-- Dataset records start --

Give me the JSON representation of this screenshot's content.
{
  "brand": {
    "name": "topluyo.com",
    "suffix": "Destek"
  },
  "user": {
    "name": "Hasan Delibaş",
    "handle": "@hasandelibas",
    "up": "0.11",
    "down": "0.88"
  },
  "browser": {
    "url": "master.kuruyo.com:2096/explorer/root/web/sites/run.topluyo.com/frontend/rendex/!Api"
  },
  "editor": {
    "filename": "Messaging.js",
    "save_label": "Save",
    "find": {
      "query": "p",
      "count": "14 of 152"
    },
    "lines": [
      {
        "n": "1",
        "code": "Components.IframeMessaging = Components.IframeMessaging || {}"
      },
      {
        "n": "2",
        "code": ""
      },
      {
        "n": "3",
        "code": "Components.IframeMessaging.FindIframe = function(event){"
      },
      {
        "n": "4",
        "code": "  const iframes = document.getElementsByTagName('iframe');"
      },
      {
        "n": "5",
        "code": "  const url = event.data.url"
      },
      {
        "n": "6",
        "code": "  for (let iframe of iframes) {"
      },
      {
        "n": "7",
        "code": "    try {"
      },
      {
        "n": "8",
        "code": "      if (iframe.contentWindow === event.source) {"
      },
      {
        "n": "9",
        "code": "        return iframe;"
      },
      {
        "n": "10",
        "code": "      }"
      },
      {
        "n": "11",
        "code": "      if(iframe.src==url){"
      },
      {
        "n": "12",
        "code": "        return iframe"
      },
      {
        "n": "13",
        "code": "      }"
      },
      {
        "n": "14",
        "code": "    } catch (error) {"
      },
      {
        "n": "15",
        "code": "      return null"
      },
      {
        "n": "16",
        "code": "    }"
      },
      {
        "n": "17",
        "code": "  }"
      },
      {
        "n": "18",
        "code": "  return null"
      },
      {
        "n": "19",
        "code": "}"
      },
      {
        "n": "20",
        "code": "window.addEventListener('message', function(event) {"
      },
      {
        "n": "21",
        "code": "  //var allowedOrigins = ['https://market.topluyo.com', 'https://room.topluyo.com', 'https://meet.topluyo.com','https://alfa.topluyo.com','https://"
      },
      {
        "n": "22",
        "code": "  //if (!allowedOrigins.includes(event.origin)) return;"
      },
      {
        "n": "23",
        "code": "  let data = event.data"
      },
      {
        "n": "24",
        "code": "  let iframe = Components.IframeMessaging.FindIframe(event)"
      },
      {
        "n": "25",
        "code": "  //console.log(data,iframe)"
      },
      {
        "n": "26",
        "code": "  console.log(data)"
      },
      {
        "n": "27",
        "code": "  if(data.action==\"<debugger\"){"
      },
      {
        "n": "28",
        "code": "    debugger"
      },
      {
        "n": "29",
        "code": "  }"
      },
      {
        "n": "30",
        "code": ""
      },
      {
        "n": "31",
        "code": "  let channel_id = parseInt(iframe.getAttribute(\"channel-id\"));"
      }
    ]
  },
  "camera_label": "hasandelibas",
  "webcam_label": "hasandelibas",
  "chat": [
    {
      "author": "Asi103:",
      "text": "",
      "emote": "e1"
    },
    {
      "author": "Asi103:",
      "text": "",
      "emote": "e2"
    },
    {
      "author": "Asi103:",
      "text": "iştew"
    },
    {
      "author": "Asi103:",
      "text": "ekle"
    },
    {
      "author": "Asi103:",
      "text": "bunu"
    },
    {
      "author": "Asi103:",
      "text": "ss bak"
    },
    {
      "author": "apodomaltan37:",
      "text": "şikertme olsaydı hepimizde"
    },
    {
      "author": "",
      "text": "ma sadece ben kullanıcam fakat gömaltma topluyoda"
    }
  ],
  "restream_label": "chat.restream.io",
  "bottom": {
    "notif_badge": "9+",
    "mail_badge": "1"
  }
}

-- Dataset records end --

** Given problem **
Count each line of the entries that holds the word "console", then state the total and nothing more.

** Answer below **
2